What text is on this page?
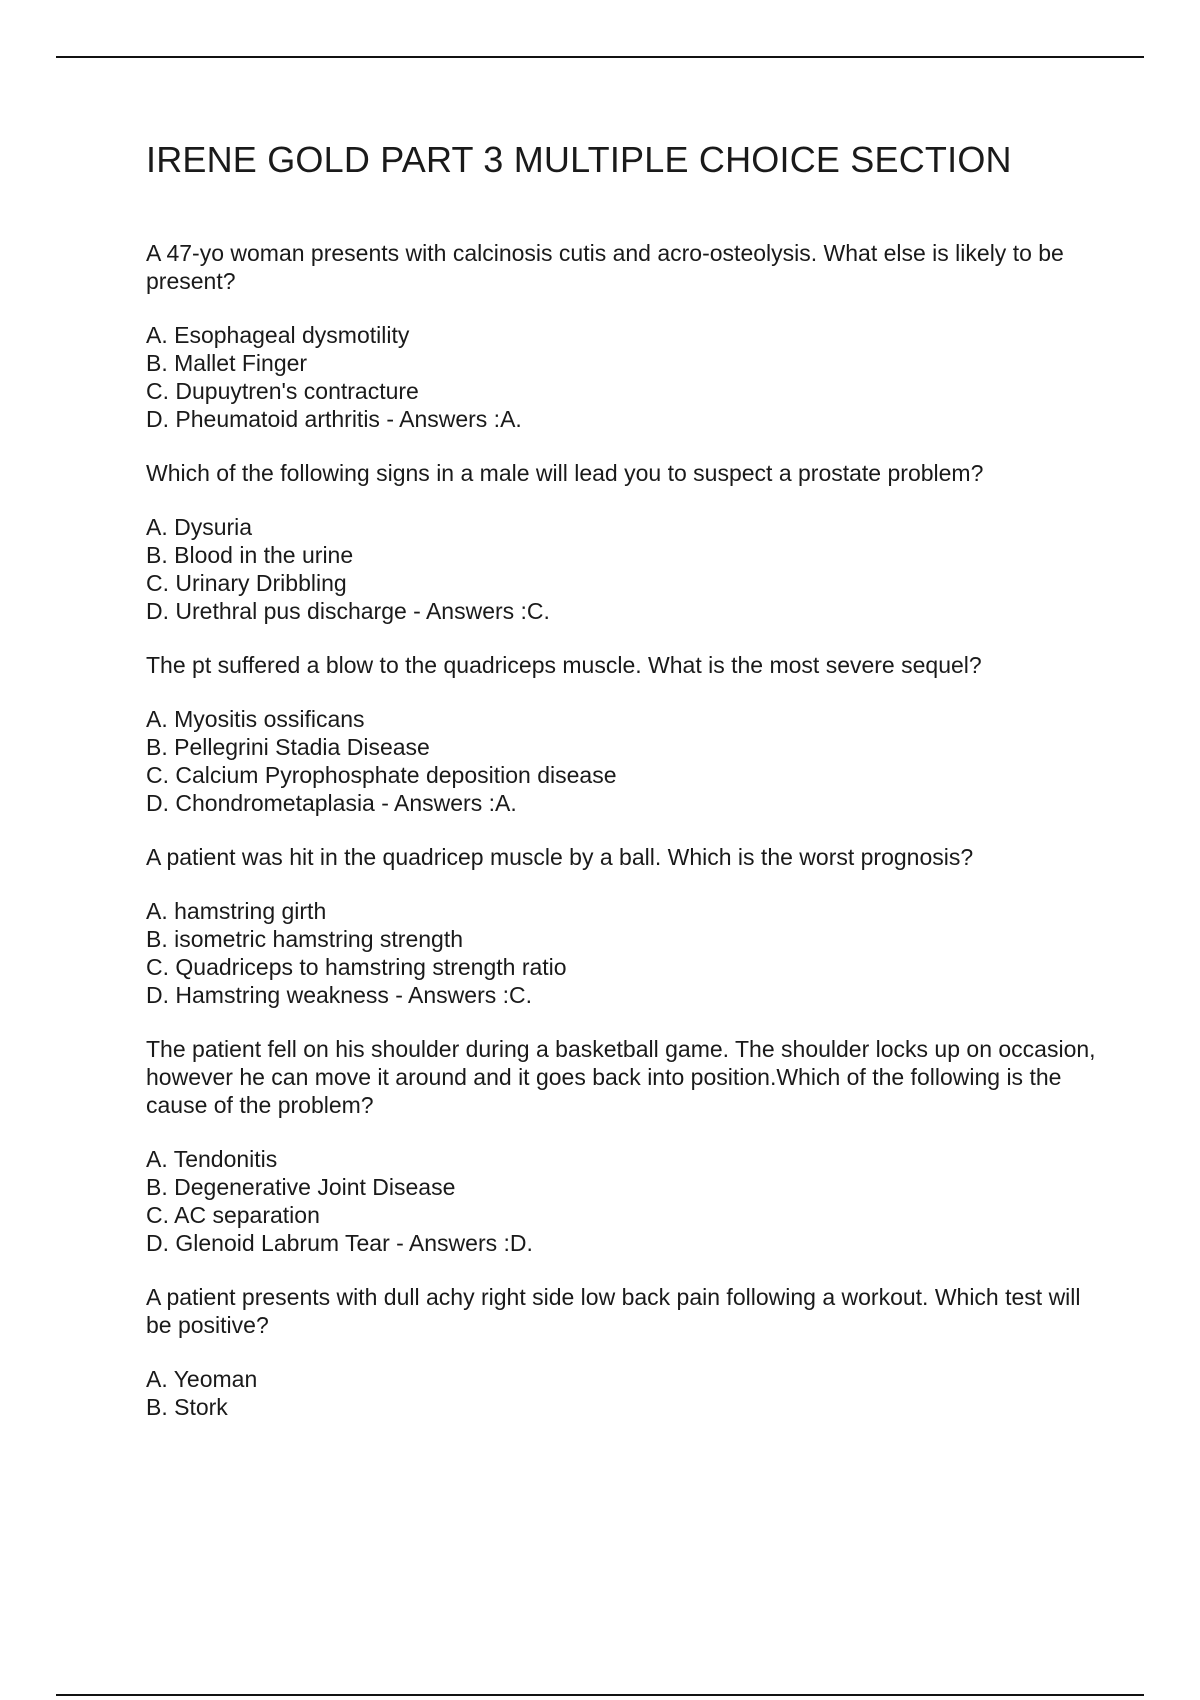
IRENE GOLD PART 3 MULTIPLE CHOICE SECTION

A 47-yo woman presents with calcinosis cutis and acro-osteolysis. What else is likely to be present?

A. Esophageal dysmotility
B. Mallet Finger
C. Dupuytren's contracture
D. Pheumatoid arthritis - Answers :A.

Which of the following signs in a male will lead you to suspect a prostate problem?

A. Dysuria
B. Blood in the urine
C. Urinary Dribbling
D. Urethral pus discharge - Answers :C.

The pt suffered a blow to the quadriceps muscle. What is the most severe sequel?

A. Myositis ossificans
B. Pellegrini Stadia Disease
C. Calcium Pyrophosphate deposition disease
D. Chondrometaplasia - Answers :A.

A patient was hit in the quadricep muscle by a ball. Which is the worst prognosis?

A. hamstring girth
B. isometric hamstring strength
C. Quadriceps to hamstring strength ratio
D. Hamstring weakness - Answers :C.

The patient fell on his shoulder during a basketball game. The shoulder locks up on occasion, however he can move it around and it goes back into position.Which of the following is the cause of the problem?

A. Tendonitis
B. Degenerative Joint Disease
C. AC separation
D. Glenoid Labrum Tear - Answers :D.

A patient presents with dull achy right side low back pain following a workout. Which test will be positive?

A. Yeoman
B. Stork
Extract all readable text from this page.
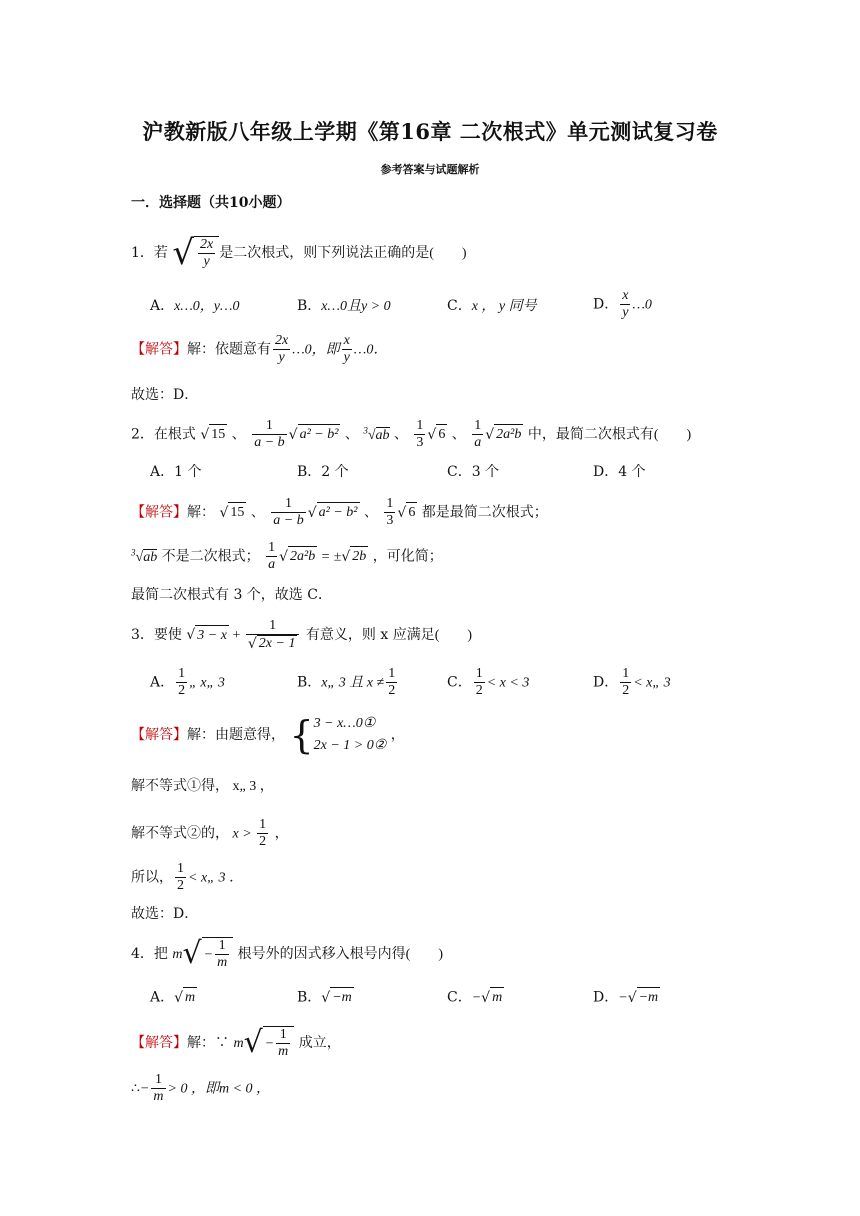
沪教新版八年级上学期《第16章 二次根式》单元测试复习卷
参考答案与试题解析
一．选择题（共10小题）
1．若 √ $\frac{2x}{y}$ 是二次根式，则下列说法正确的是(　　)
A．x…0，y…0	B．x…0且y > 0	C．x ， y 同号	D． $\frac{x}{y}$ …0
【解答】解：依题意有 $\frac{2x}{y}$ …0，即 $\frac{x}{y}$ …0．
故选：D．
2．在根式 √ 15 、 $\frac{1}{a - b}$ √ a² − b² 、 $^3$√ab 、 $\frac{1}{3}$ √ 6 、 $\frac{1}{a}$ √ 2a²b 中，最简二次根式有(　　)
A．1 个	B．2 个	C．3 个	D．4 个
【解答】解： √ 15 、 $\frac{1}{a - b}$ √ a² − b² 、 $\frac{1}{3}$ √ 6 都是最简二次根式；
$^3$√ab 不是二次根式； $\frac{1}{a}$ √ 2a²b = ±√ 2b ，可化简；
最简二次根式有 3 个，故选 C．
3．要使 √ $3 - x + \frac{1}{√ 2x - 1}$ 有意义，则 x 应满足(　　)
A． $\frac{1}{2}$ „ x„ 3	B．x„ 3 且 $x \ne \frac{1}{2}$	C． $\frac{1}{2} < x < 3$	D． $\frac{1}{2}$ < x„ 3
【解答】解：由题意得， { 3 − x…0①
2x − 1 > 0②
，
解不等式①得， x„ 3 ，
解不等式②的， $x > \frac{1}{2}$ ，
所以， $\frac{1}{2}$ < x„ 3 ．
故选：D．
4．把 $m√ - \frac{1}{m}$ 根号外的因式移入根号内得(　　)
A．√ m	B．√ −m	C．−√ m	D．−√ −m
【解答】解：∵ $m√ - \frac{1}{m}$ 成立，
∴− $\frac{1}{m} > 0$ ，即m < 0 ，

## PROBLEM STATEMENT
Pictures stay out; retype only the lines from the line containing "Extract all readable text from this page." through the end of the listing, inclusive, exactly as they appear.

## ANSWER BELOW
Extract all readable text from this page.
沪教新版八年级上学期《第16章 二次根式》单元测试复习卷
参考答案与试题解析
一．选择题（共10小题）
1．若 √ $\frac{2x}{y}$ 是二次根式，则下列说法正确的是(　　)
A．x…0，y…0	B．x…0且y > 0	C．x ， y 同号	D． $\frac{x}{y}$ …0
【解答】解：依题意有 $\frac{2x}{y}$ …0，即 $\frac{x}{y}$ …0．
故选：D．
2．在根式 √ 15 、 $\frac{1}{a - b}$ √ a² − b² 、 $^3$√ab 、 $\frac{1}{3}$ √ 6 、 $\frac{1}{a}$ √ 2a²b 中，最简二次根式有(　　)
A．1 个	B．2 个	C．3 个	D．4 个
【解答】解： √ 15 、 $\frac{1}{a - b}$ √ a² − b² 、 $\frac{1}{3}$ √ 6 都是最简二次根式；
$^3$√ab 不是二次根式； $\frac{1}{a}$ √ 2a²b = ±√ 2b ，可化简；
最简二次根式有 3 个，故选 C．
3．要使 √ $3 - x + \frac{1}{√ 2x - 1}$ 有意义，则 x 应满足(　　)
A． $\frac{1}{2}$ „ x„ 3	B．x„ 3 且 $x \ne \frac{1}{2}$	C． $\frac{1}{2} < x < 3$	D． $\frac{1}{2}$ < x„ 3
【解答】解：由题意得， { 3 − x…0①
2x − 1 > 0②
，
解不等式①得， x„ 3 ，
解不等式②的， $x > \frac{1}{2}$ ，
所以， $\frac{1}{2}$ < x„ 3 ．
故选：D．
4．把 $m√ - \frac{1}{m}$ 根号外的因式移入根号内得(　　)
A．√ m	B．√ −m	C．−√ m	D．−√ −m
【解答】解：∵ $m√ - \frac{1}{m}$ 成立，
∴− $\frac{1}{m} > 0$ ，即m < 0 ，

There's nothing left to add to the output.